■ Given exercise
Report, as a bare number, how many lines hold "icon".

■ Excerpted data
┄┄┄┄┄┄┄┄┄┄
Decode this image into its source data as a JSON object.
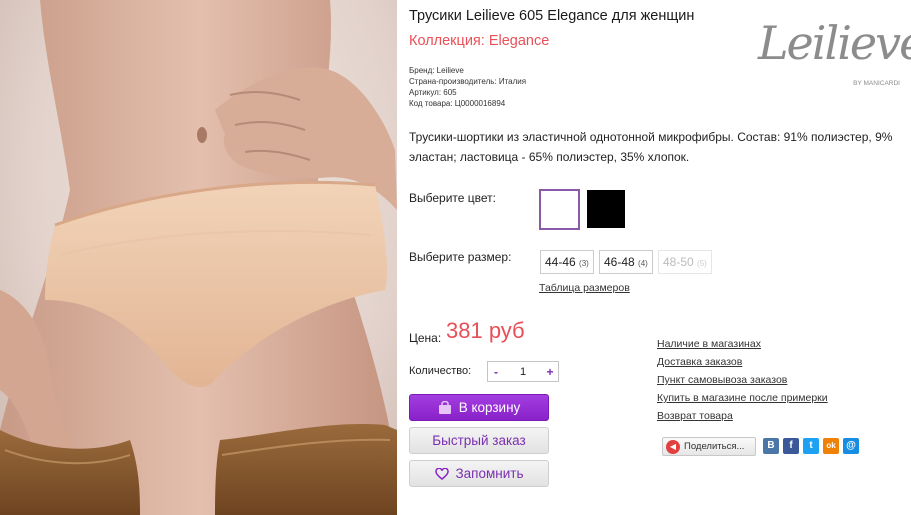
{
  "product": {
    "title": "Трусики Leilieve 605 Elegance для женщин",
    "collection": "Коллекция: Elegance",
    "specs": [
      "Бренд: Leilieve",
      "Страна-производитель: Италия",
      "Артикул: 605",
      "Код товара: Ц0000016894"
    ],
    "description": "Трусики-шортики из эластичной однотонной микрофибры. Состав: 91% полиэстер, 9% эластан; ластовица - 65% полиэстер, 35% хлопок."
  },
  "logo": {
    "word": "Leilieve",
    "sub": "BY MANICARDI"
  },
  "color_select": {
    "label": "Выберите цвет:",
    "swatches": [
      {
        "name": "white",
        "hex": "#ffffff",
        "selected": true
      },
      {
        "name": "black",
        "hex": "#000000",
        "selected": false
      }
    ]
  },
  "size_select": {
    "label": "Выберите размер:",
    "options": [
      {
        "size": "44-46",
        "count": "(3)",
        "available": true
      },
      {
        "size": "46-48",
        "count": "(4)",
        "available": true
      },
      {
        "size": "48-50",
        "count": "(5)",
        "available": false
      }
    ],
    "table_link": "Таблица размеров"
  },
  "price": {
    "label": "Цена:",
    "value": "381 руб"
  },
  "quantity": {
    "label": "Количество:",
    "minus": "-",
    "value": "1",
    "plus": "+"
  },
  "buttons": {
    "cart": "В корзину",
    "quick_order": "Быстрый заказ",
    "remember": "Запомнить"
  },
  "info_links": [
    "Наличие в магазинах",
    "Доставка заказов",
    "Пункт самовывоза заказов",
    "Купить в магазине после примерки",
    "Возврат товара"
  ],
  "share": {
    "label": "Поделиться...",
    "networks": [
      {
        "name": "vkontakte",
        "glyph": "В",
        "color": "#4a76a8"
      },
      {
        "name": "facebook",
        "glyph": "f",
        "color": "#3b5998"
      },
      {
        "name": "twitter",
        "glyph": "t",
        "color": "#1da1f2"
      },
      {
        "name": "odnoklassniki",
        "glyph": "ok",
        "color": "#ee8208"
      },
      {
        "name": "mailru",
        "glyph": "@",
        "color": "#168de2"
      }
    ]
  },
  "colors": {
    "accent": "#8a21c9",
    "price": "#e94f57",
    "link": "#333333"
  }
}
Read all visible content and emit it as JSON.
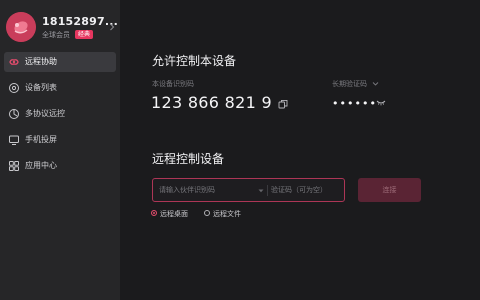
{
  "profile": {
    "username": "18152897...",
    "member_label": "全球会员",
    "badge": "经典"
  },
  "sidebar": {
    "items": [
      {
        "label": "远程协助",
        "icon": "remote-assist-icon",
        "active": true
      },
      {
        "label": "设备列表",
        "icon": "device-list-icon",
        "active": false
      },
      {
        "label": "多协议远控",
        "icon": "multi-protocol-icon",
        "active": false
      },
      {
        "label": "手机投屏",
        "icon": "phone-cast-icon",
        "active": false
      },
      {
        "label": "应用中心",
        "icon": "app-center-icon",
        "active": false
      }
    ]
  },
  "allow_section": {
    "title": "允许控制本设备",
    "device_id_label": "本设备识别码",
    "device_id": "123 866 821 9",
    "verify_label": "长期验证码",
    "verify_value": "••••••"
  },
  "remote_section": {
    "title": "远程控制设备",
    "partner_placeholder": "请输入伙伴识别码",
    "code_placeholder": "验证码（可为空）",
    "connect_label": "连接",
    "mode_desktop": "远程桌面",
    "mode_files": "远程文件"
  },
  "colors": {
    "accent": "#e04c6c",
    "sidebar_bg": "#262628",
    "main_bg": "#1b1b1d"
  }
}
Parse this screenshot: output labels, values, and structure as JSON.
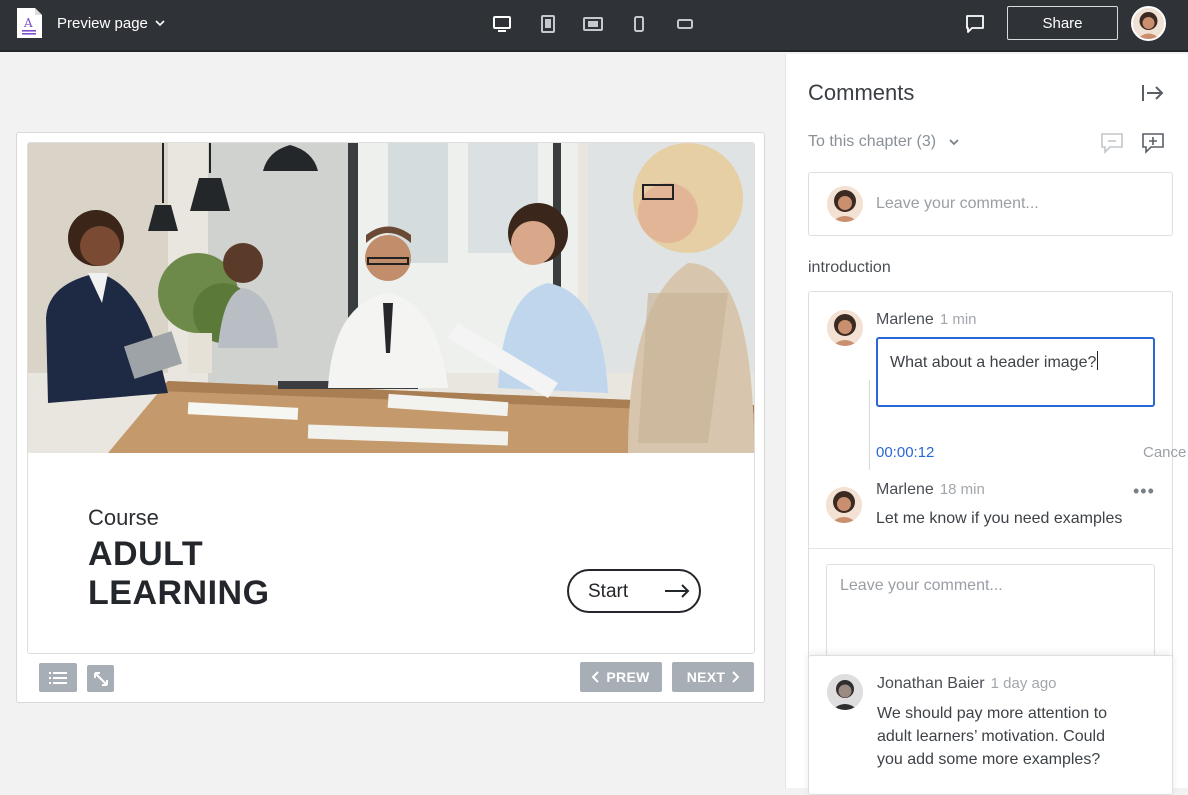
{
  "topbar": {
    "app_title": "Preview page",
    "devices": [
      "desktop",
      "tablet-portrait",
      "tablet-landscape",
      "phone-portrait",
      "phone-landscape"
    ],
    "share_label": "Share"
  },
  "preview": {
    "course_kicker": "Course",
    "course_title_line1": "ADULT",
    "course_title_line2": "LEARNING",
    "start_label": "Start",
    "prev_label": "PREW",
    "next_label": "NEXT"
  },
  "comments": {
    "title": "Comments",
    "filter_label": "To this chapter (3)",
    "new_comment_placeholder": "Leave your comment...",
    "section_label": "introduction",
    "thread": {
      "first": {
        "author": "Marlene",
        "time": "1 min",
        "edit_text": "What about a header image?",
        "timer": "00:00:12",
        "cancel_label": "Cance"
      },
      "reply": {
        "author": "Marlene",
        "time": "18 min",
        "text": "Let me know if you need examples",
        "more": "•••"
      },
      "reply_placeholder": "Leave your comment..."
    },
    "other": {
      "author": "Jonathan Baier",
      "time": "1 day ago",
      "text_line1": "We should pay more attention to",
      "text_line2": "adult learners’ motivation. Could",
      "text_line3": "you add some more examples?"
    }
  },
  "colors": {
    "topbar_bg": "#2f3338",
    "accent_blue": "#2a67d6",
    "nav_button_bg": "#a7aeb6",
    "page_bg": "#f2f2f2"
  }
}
┄┄┄┄┄┄┄┄┄┄
■ Final answer
5